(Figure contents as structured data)
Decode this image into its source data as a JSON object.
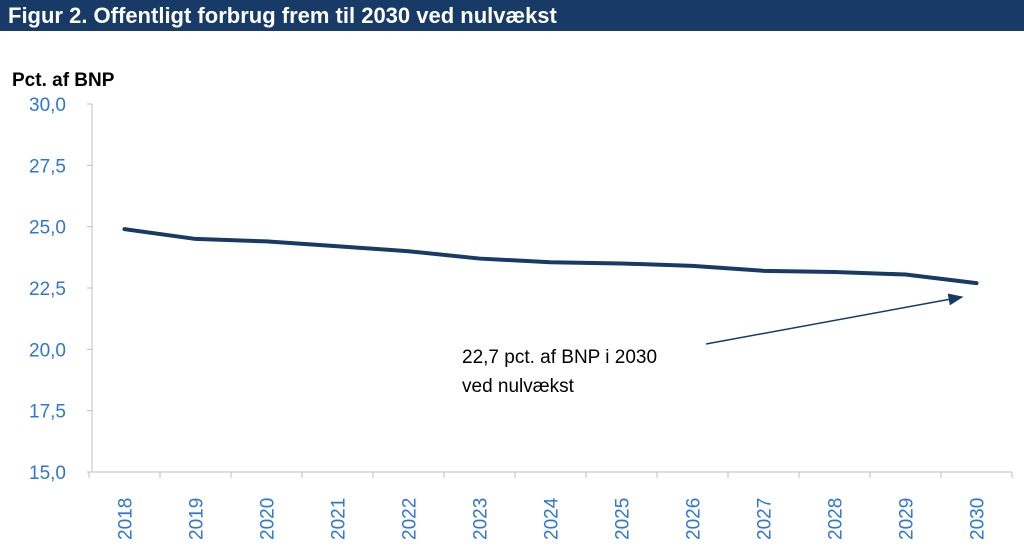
{
  "chart_data": {
    "type": "line",
    "title": "Figur 2. Offentligt forbrug frem til 2030 ved nulvækst",
    "ylabel": "Pct. af BNP",
    "xlabel": "",
    "categories": [
      "2018",
      "2019",
      "2020",
      "2021",
      "2022",
      "2023",
      "2024",
      "2025",
      "2026",
      "2027",
      "2028",
      "2029",
      "2030"
    ],
    "series": [
      {
        "name": "Offentligt forbrug",
        "values": [
          24.9,
          24.5,
          24.4,
          24.2,
          24.0,
          23.7,
          23.55,
          23.5,
          23.4,
          23.2,
          23.15,
          23.05,
          22.7
        ],
        "color": "#173a66"
      }
    ],
    "ylim": [
      15.0,
      30.0
    ],
    "yticks": [
      "15,0",
      "17,5",
      "20,0",
      "22,5",
      "25,0",
      "27,5",
      "30,0"
    ],
    "grid": false,
    "annotation": {
      "line1": "22,7 pct. af BNP i 2030",
      "line2": "ved nulvækst"
    },
    "tick_color": "#2e75d6"
  }
}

## WHAT YOU SHOULD DO:
Collect each line containing the string "nulvækst".

## RESULT FOR THIS EXERCISE:
    "title": "Figur 2. Offentligt forbrug frem til 2030 ved nulvækst",
      "line2": "ved nulvækst"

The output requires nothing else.